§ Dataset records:
----

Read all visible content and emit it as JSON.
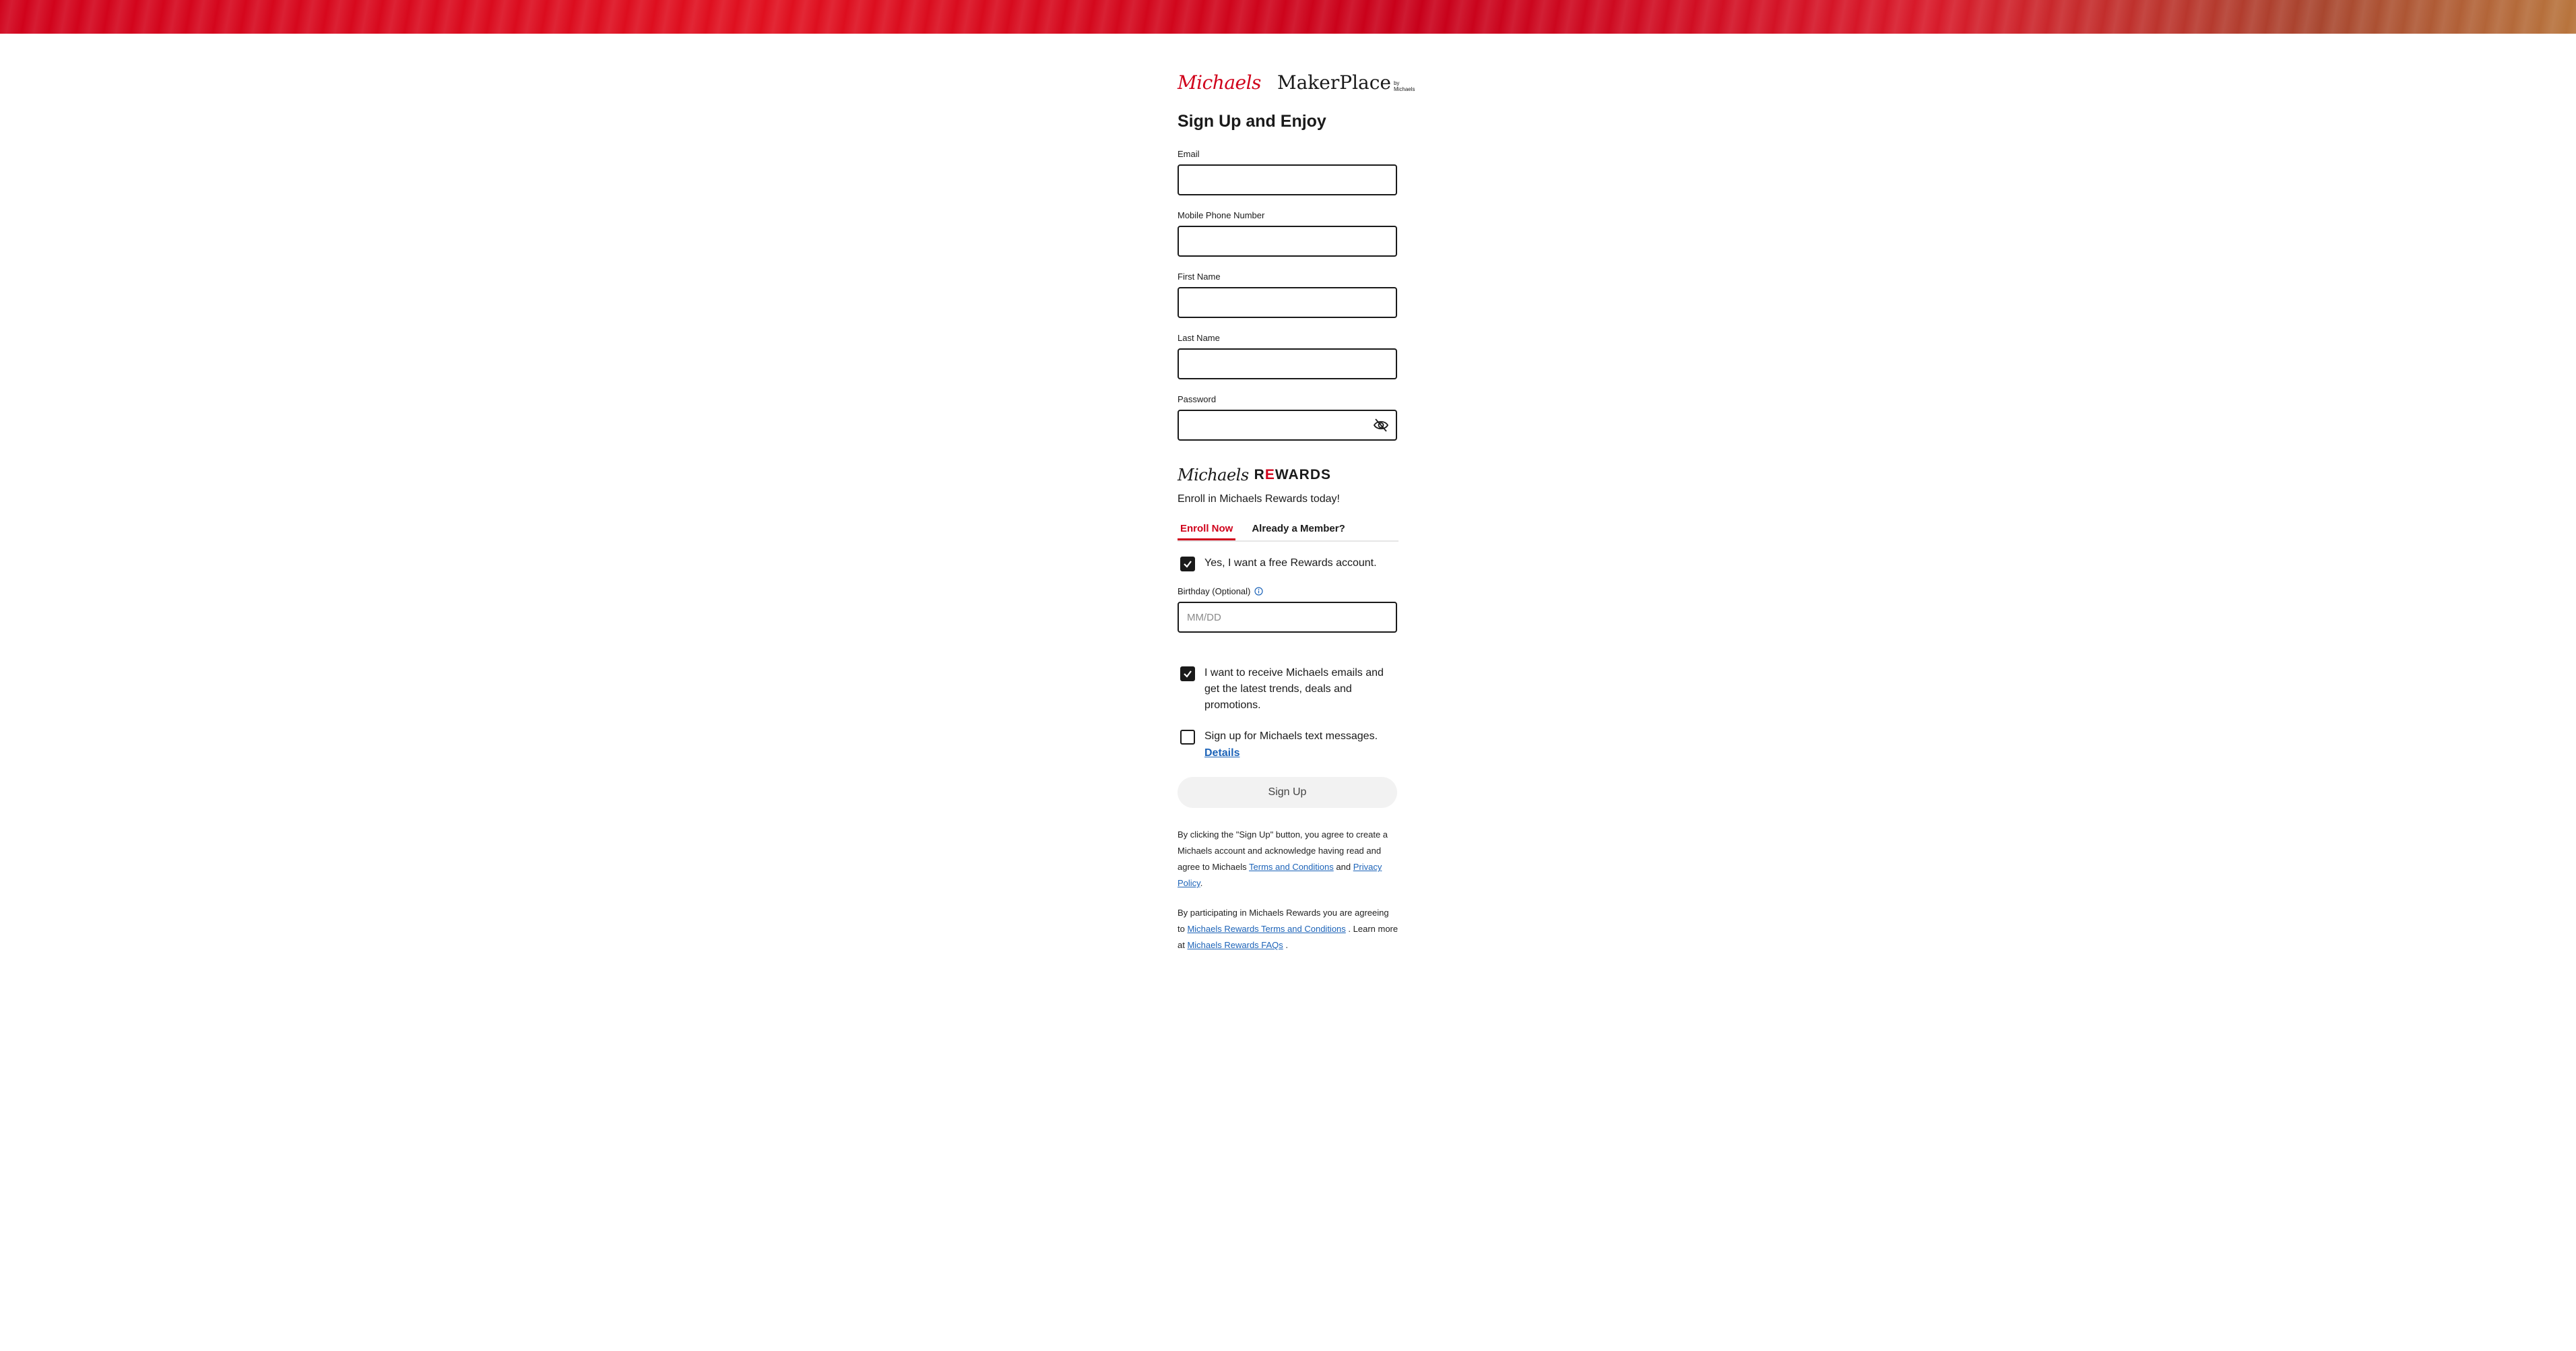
{
  "brand": {
    "michaels": "Michaels",
    "makerplace": "MakerPlace",
    "by": "by Michaels"
  },
  "form": {
    "title": "Sign Up and Enjoy",
    "email_label": "Email",
    "phone_label": "Mobile Phone Number",
    "first_name_label": "First Name",
    "last_name_label": "Last Name",
    "password_label": "Password"
  },
  "rewards": {
    "logo_script": "Michaels",
    "logo_word_r": "R",
    "logo_word_e": "E",
    "logo_word_rest": "WARDS",
    "enroll_text": "Enroll in Michaels Rewards today!",
    "tabs": [
      {
        "label": "Enroll Now",
        "active": true
      },
      {
        "label": "Already a Member?",
        "active": false
      }
    ],
    "free_account_text": "Yes, I want a free Rewards account.",
    "birthday_label": "Birthday (Optional)",
    "birthday_placeholder": "MM/DD",
    "emails_text": "I want to receive Michaels emails and get the latest trends, deals and promotions.",
    "sms_text": "Sign up for Michaels text messages.",
    "details_link": "Details"
  },
  "checkbox_states": {
    "free_account": true,
    "emails": true,
    "sms": false
  },
  "signup_button": "Sign Up",
  "legal": {
    "p1_text": "By clicking the \"Sign Up\" button, you agree to create a Michaels account and acknowledge having read and agree to Michaels",
    "terms_link": "Terms and Conditions",
    "and": "and",
    "privacy_link": "Privacy Policy",
    "period": ".",
    "p2_text": "By participating in Michaels Rewards you are agreeing to",
    "rewards_terms_link": "Michaels Rewards Terms and Conditions",
    "learn_more": ". Learn more at",
    "faqs_link": "Michaels Rewards FAQs",
    "p2_end": "."
  },
  "colors": {
    "brand_red": "#d0021b",
    "link_blue": "#1c63b8"
  }
}
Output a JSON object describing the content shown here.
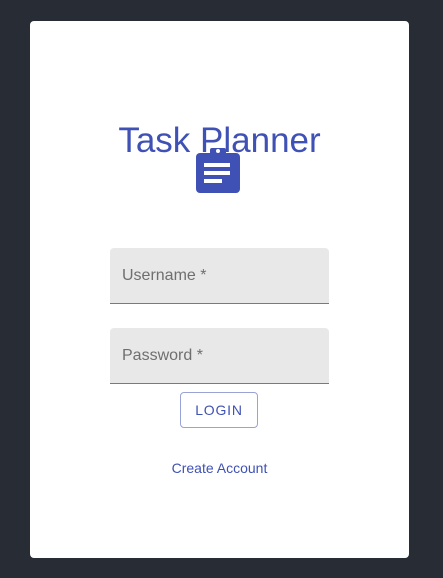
{
  "app": {
    "title": "Task Planner",
    "logo_icon": "clipboard-list-icon",
    "accent_color": "#3f51b5",
    "background_color": "#282c34"
  },
  "form": {
    "username": {
      "label": "Username *",
      "value": ""
    },
    "password": {
      "label": "Password *",
      "value": ""
    },
    "login_label": "LOGIN",
    "create_account_label": "Create Account"
  }
}
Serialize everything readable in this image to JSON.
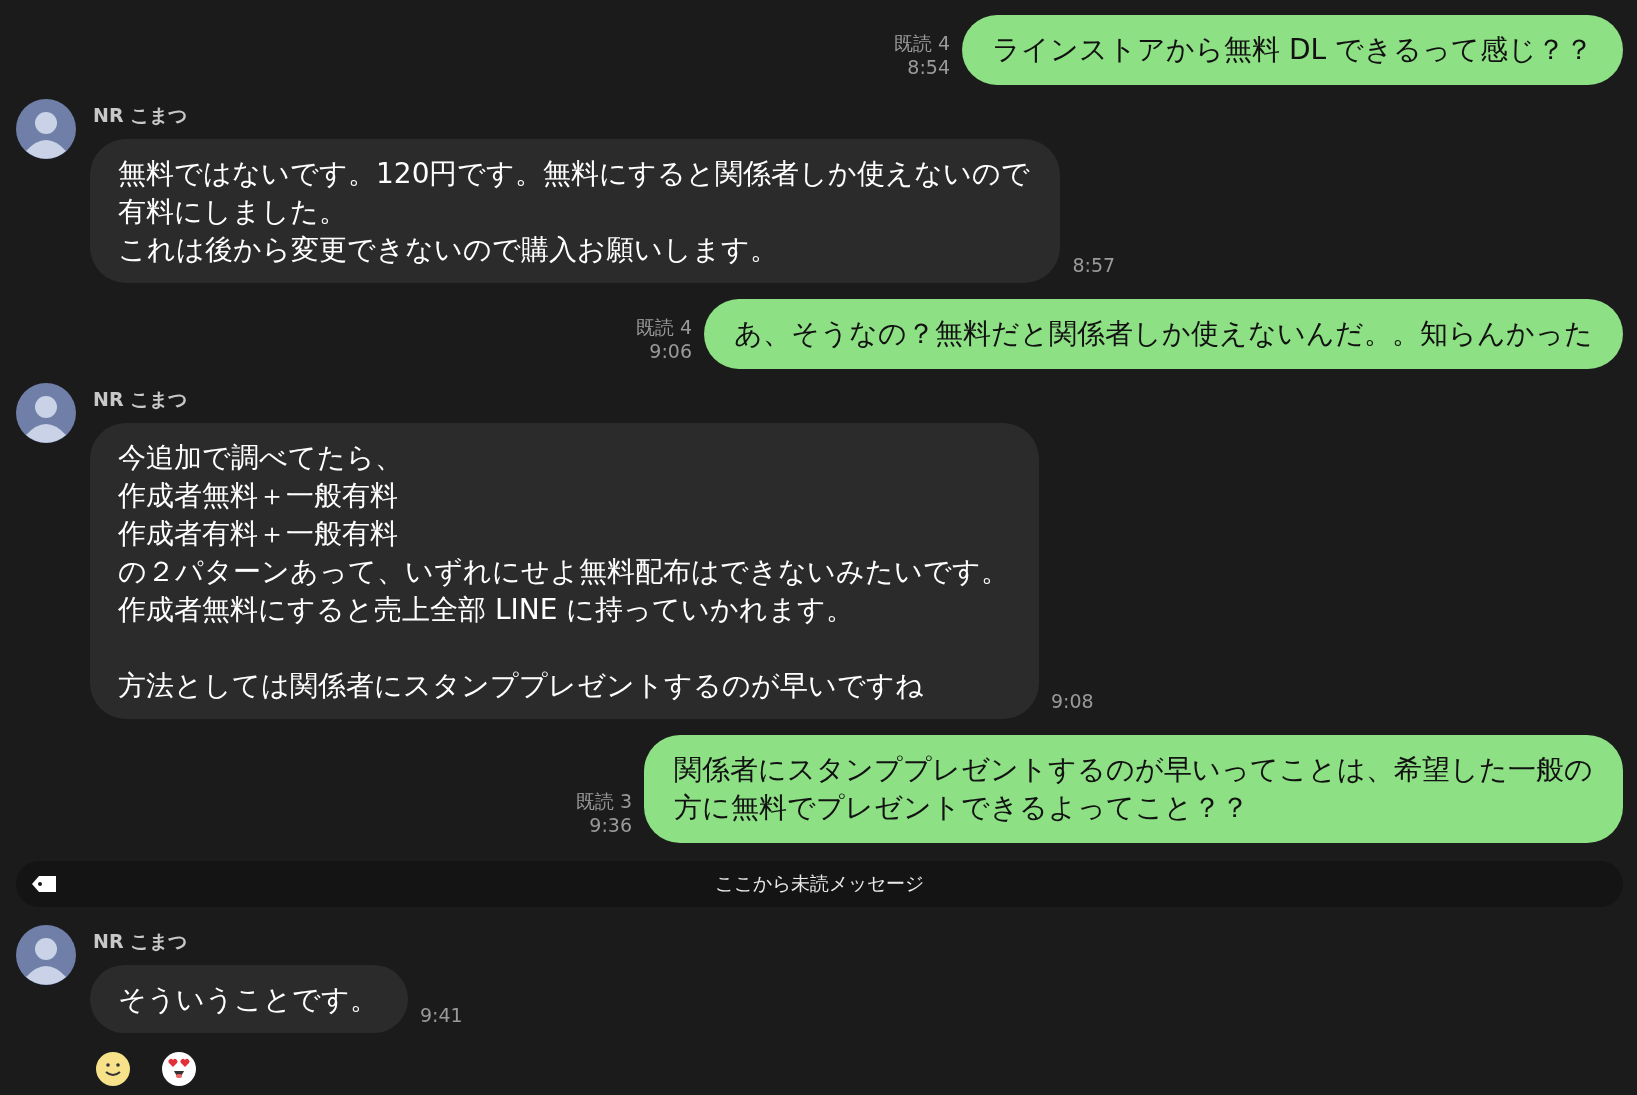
{
  "messages": [
    {
      "kind": "sent",
      "paragraphs": [
        [
          "ラインストアから無料 DL できるって感じ？？"
        ]
      ],
      "read": "既読 4",
      "time": "8:54"
    },
    {
      "kind": "received",
      "sender": "NR こまつ",
      "paragraphs": [
        [
          "無料ではないです。120円です。無料にすると関係者しか使えないので",
          "有料にしました。",
          "これは後から変更できないので購入お願いします。"
        ]
      ],
      "time": "8:57"
    },
    {
      "kind": "sent",
      "paragraphs": [
        [
          "あ、そうなの？無料だと関係者しか使えないんだ。。知らんかった"
        ]
      ],
      "read": "既読 4",
      "time": "9:06"
    },
    {
      "kind": "received",
      "sender": "NR こまつ",
      "paragraphs": [
        [
          "今追加で調べてたら、",
          "作成者無料＋一般有料",
          "作成者有料＋一般有料",
          "の２パターンあって、いずれにせよ無料配布はできないみたいです。",
          "作成者無料にすると売上全部 LINE に持っていかれます。"
        ],
        [
          "方法としては関係者にスタンププレゼントするのが早いですね"
        ]
      ],
      "time": "9:08"
    },
    {
      "kind": "sent",
      "paragraphs": [
        [
          "関係者にスタンププレゼントするのが早いってことは、希望した一般の",
          "方に無料でプレゼントできるよってこと？？"
        ]
      ],
      "read": "既読 3",
      "time": "9:36"
    },
    {
      "kind": "divider",
      "text": "ここから未読メッセージ"
    },
    {
      "kind": "received",
      "sender": "NR こまつ",
      "paragraphs": [
        [
          "そういうことです。"
        ]
      ],
      "time": "9:41",
      "reactions": [
        {
          "kind": "smile"
        },
        {
          "kind": "heart-eyes"
        }
      ]
    }
  ]
}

----

§ SET EXERCISE:
Transcribe the material exactly, leaving every picture out.

§ COMPLETE ANSWER:
Read all visible content and emit it as JSON.
{
  "brand": {
    "michaels": "Michaels",
    "makerplace": "MakerPlace",
    "by": "by Michaels"
  },
  "form": {
    "title": "Sign Up and Enjoy",
    "email_label": "Email",
    "phone_label": "Mobile Phone Number",
    "first_name_label": "First Name",
    "last_name_label": "Last Name",
    "password_label": "Password"
  },
  "rewards": {
    "logo_script": "Michaels",
    "logo_word_r": "R",
    "logo_word_e": "E",
    "logo_word_rest": "WARDS",
    "enroll_text": "Enroll in Michaels Rewards today!",
    "tabs": [
      {
        "label": "Enroll Now",
        "active": true
      },
      {
        "label": "Already a Member?",
        "active": false
      }
    ],
    "free_account_text": "Yes, I want a free Rewards account.",
    "birthday_label": "Birthday (Optional)",
    "birthday_placeholder": "MM/DD",
    "emails_text": "I want to receive Michaels emails and get the latest trends, deals and promotions.",
    "sms_text": "Sign up for Michaels text messages.",
    "details_link": "Details"
  },
  "checkbox_states": {
    "free_account": true,
    "emails": true,
    "sms": false
  },
  "signup_button": "Sign Up",
  "legal": {
    "p1_text": "By clicking the \"Sign Up\" button, you agree to create a Michaels account and acknowledge having read and agree to Michaels",
    "terms_link": "Terms and Conditions",
    "and": "and",
    "privacy_link": "Privacy Policy",
    "period": ".",
    "p2_text": "By participating in Michaels Rewards you are agreeing to",
    "rewards_terms_link": "Michaels Rewards Terms and Conditions",
    "learn_more": ". Learn more at",
    "faqs_link": "Michaels Rewards FAQs",
    "p2_end": "."
  },
  "colors": {
    "brand_red": "#d0021b",
    "link_blue": "#1c63b8"
  }
}
Output a JSON object describing the content shown here.
{
  "app": {
    "title": "Task Planner",
    "logo_icon": "clipboard-list-icon",
    "accent_color": "#3f51b5",
    "background_color": "#282c34"
  },
  "form": {
    "username": {
      "label": "Username *",
      "value": ""
    },
    "password": {
      "label": "Password *",
      "value": ""
    },
    "login_label": "LOGIN",
    "create_account_label": "Create Account"
  }
}
Serialize everything readable in this image to JSON.
{
  "messages": [
    {
      "kind": "sent",
      "paragraphs": [
        [
          "ラインストアから無料 DL できるって感じ？？"
        ]
      ],
      "read": "既読 4",
      "time": "8:54"
    },
    {
      "kind": "received",
      "sender": "NR こまつ",
      "paragraphs": [
        [
          "無料ではないです。120円です。無料にすると関係者しか使えないので",
          "有料にしました。",
          "これは後から変更できないので購入お願いします。"
        ]
      ],
      "time": "8:57"
    },
    {
      "kind": "sent",
      "paragraphs": [
        [
          "あ、そうなの？無料だと関係者しか使えないんだ。。知らんかった"
        ]
      ],
      "read": "既読 4",
      "time": "9:06"
    },
    {
      "kind": "received",
      "sender": "NR こまつ",
      "paragraphs": [
        [
          "今追加で調べてたら、",
          "作成者無料＋一般有料",
          "作成者有料＋一般有料",
          "の２パターンあって、いずれにせよ無料配布はできないみたいです。",
          "作成者無料にすると売上全部 LINE に持っていかれます。"
        ],
        [
          "方法としては関係者にスタンププレゼントするのが早いですね"
        ]
      ],
      "time": "9:08"
    },
    {
      "kind": "sent",
      "paragraphs": [
        [
          "関係者にスタンププレゼントするのが早いってことは、希望した一般の",
          "方に無料でプレゼントできるよってこと？？"
        ]
      ],
      "read": "既読 3",
      "time": "9:36"
    },
    {
      "kind": "divider",
      "text": "ここから未読メッセージ"
    },
    {
      "kind": "received",
      "sender": "NR こまつ",
      "paragraphs": [
        [
          "そういうことです。"
        ]
      ],
      "time": "9:41",
      "reactions": [
        {
          "kind": "smile"
        },
        {
          "kind": "heart-eyes"
        }
      ]
    }
  ]
}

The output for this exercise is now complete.